Pick out each line of the records in which the word "RMSE" appears.
## begin Records to process
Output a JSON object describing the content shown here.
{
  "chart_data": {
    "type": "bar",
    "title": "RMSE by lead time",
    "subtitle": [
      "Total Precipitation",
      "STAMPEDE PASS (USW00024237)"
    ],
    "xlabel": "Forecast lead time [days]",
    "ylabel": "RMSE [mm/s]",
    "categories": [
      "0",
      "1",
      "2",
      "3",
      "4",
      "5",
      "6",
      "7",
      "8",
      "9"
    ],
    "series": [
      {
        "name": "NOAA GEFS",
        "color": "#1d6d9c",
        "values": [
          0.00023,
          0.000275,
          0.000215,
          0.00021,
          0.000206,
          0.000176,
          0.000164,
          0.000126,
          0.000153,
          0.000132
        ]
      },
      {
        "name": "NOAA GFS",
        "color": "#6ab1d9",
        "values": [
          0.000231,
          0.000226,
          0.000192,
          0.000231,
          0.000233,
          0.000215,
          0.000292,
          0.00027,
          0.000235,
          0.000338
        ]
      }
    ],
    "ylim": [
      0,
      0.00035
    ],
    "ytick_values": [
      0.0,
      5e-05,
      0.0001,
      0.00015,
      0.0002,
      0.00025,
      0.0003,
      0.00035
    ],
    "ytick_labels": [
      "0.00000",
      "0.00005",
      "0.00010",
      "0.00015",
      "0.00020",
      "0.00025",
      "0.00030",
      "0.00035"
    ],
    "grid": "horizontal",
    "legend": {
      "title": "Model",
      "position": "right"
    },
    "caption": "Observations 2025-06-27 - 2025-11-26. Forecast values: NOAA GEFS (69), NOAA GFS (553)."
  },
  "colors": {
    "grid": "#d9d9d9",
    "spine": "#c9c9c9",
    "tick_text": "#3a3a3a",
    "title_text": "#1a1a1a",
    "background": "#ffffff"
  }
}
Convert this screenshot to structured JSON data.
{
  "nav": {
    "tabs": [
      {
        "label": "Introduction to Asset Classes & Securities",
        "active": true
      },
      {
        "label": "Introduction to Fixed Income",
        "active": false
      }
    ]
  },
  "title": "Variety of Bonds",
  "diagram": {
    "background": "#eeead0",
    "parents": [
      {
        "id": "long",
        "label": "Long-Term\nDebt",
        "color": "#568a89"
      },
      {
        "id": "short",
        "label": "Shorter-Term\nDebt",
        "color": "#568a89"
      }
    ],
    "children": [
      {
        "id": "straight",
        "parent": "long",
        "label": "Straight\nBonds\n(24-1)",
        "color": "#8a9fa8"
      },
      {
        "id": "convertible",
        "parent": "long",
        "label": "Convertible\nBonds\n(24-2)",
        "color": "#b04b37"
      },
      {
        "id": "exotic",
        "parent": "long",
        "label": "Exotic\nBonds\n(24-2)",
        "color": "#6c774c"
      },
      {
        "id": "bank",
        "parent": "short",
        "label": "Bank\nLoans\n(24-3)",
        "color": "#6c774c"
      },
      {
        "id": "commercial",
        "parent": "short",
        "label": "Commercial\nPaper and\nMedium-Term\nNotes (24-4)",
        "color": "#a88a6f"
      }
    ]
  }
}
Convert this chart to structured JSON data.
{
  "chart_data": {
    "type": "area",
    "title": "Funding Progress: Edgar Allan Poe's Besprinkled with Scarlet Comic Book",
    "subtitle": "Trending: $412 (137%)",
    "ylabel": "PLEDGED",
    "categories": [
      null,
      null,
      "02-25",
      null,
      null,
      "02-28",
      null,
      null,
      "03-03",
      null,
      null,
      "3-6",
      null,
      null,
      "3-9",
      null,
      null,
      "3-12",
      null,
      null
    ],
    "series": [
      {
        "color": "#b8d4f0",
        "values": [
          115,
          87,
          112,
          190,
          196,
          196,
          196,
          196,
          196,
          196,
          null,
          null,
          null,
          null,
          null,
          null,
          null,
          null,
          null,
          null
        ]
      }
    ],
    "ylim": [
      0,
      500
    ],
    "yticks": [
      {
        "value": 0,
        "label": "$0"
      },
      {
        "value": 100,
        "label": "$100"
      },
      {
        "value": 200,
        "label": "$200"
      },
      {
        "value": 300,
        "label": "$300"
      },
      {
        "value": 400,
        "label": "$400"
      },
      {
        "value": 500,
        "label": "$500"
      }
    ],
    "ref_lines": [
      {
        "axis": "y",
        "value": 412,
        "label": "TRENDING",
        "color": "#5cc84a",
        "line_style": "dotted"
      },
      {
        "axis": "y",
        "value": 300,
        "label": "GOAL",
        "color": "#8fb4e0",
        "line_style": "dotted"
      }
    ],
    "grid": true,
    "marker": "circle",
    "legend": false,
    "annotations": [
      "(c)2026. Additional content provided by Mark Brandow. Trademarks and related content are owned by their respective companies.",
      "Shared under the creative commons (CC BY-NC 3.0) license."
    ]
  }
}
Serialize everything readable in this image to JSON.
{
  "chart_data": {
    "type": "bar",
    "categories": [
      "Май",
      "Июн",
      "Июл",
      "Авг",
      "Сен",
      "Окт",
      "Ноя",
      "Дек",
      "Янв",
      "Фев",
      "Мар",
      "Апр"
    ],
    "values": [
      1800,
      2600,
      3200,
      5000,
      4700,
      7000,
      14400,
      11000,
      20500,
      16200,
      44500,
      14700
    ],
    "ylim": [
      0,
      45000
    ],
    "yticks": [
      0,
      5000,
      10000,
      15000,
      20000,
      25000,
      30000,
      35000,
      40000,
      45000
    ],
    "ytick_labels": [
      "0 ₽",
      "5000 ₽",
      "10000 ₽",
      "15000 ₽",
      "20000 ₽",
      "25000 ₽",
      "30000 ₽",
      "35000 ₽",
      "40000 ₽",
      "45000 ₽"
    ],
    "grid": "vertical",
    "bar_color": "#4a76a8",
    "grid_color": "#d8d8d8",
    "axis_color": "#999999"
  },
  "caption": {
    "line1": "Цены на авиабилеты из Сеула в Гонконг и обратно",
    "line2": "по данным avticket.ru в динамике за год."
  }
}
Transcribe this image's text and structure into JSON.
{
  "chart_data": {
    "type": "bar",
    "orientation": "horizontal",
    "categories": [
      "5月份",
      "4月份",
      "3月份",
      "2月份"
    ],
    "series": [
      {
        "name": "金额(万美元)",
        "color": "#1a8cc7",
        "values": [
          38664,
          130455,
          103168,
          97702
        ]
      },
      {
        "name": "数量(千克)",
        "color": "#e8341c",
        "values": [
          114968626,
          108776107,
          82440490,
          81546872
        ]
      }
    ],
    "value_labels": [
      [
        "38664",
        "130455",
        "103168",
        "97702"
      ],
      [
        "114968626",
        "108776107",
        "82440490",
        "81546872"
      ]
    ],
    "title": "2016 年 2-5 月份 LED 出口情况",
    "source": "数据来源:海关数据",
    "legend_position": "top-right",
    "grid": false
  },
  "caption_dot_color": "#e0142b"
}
## end Records to process
* **Result of the exercise**
    "title": "RMSE by lead time",
    "ylabel": "RMSE [mm/s]",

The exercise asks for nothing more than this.